**Short exercise:**
Retype the lines below character for character, beginning with the first line and stopping after the line that contains "svg-text:12.93: 12.93 [362, 189, 407, 212]".

**Information provided:**

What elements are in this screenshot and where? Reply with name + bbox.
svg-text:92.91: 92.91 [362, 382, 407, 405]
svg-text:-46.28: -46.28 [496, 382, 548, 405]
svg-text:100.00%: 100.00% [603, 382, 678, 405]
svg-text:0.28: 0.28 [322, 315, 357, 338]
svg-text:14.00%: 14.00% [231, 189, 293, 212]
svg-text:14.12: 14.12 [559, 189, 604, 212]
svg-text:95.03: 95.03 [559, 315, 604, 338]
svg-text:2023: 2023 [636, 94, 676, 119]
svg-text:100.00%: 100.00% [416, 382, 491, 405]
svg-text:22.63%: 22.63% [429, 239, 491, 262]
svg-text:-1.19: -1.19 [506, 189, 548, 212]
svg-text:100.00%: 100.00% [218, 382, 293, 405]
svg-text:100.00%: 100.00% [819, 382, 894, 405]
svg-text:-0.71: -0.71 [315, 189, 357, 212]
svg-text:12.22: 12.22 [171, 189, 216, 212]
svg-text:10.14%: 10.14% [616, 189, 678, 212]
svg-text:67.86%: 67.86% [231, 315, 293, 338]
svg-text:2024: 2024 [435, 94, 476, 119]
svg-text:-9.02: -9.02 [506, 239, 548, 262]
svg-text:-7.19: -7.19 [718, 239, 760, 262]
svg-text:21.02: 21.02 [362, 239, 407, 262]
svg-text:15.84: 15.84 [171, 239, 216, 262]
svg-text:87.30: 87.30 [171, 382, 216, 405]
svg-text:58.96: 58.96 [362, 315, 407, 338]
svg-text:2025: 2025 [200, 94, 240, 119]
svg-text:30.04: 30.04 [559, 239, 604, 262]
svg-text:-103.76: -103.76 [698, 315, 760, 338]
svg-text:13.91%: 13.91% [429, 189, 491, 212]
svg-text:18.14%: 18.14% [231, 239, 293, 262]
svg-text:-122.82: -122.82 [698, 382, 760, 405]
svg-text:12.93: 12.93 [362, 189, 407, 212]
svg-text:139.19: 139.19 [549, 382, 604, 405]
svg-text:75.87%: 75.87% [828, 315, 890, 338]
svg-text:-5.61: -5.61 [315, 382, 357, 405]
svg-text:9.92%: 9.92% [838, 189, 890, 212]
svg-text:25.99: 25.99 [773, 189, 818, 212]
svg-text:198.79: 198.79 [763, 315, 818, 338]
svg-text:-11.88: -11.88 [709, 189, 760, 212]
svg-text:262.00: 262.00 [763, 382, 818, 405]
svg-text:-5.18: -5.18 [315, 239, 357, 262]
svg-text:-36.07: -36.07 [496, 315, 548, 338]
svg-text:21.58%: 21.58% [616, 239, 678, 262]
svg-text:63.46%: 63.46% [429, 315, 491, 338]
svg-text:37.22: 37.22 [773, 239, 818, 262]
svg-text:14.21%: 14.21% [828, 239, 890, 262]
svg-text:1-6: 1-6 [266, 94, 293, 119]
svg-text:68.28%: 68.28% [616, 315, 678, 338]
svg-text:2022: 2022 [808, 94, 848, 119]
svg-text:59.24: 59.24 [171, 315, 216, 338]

**Answer to the task:**
What elements are in this screenshot and where? Reply with name + bbox.
svg-text:92.91: 92.91 [362, 382, 407, 405]
svg-text:-46.28: -46.28 [496, 382, 548, 405]
svg-text:100.00%: 100.00% [603, 382, 678, 405]
svg-text:0.28: 0.28 [322, 315, 357, 338]
svg-text:14.00%: 14.00% [231, 189, 293, 212]
svg-text:14.12: 14.12 [559, 189, 604, 212]
svg-text:95.03: 95.03 [559, 315, 604, 338]
svg-text:2023: 2023 [636, 94, 676, 119]
svg-text:100.00%: 100.00% [416, 382, 491, 405]
svg-text:22.63%: 22.63% [429, 239, 491, 262]
svg-text:-1.19: -1.19 [506, 189, 548, 212]
svg-text:100.00%: 100.00% [218, 382, 293, 405]
svg-text:100.00%: 100.00% [819, 382, 894, 405]
svg-text:-0.71: -0.71 [315, 189, 357, 212]
svg-text:12.22: 12.22 [171, 189, 216, 212]
svg-text:10.14%: 10.14% [616, 189, 678, 212]
svg-text:67.86%: 67.86% [231, 315, 293, 338]
svg-text:2024: 2024 [435, 94, 476, 119]
svg-text:-9.02: -9.02 [506, 239, 548, 262]
svg-text:-7.19: -7.19 [718, 239, 760, 262]
svg-text:21.02: 21.02 [362, 239, 407, 262]
svg-text:15.84: 15.84 [171, 239, 216, 262]
svg-text:87.30: 87.30 [171, 382, 216, 405]
svg-text:58.96: 58.96 [362, 315, 407, 338]
svg-text:2025: 2025 [200, 94, 240, 119]
svg-text:30.04: 30.04 [559, 239, 604, 262]
svg-text:-103.76: -103.76 [698, 315, 760, 338]
svg-text:13.91%: 13.91% [429, 189, 491, 212]
svg-text:18.14%: 18.14% [231, 239, 293, 262]
svg-text:-122.82: -122.82 [698, 382, 760, 405]
svg-text:12.93: 12.93 [362, 189, 407, 212]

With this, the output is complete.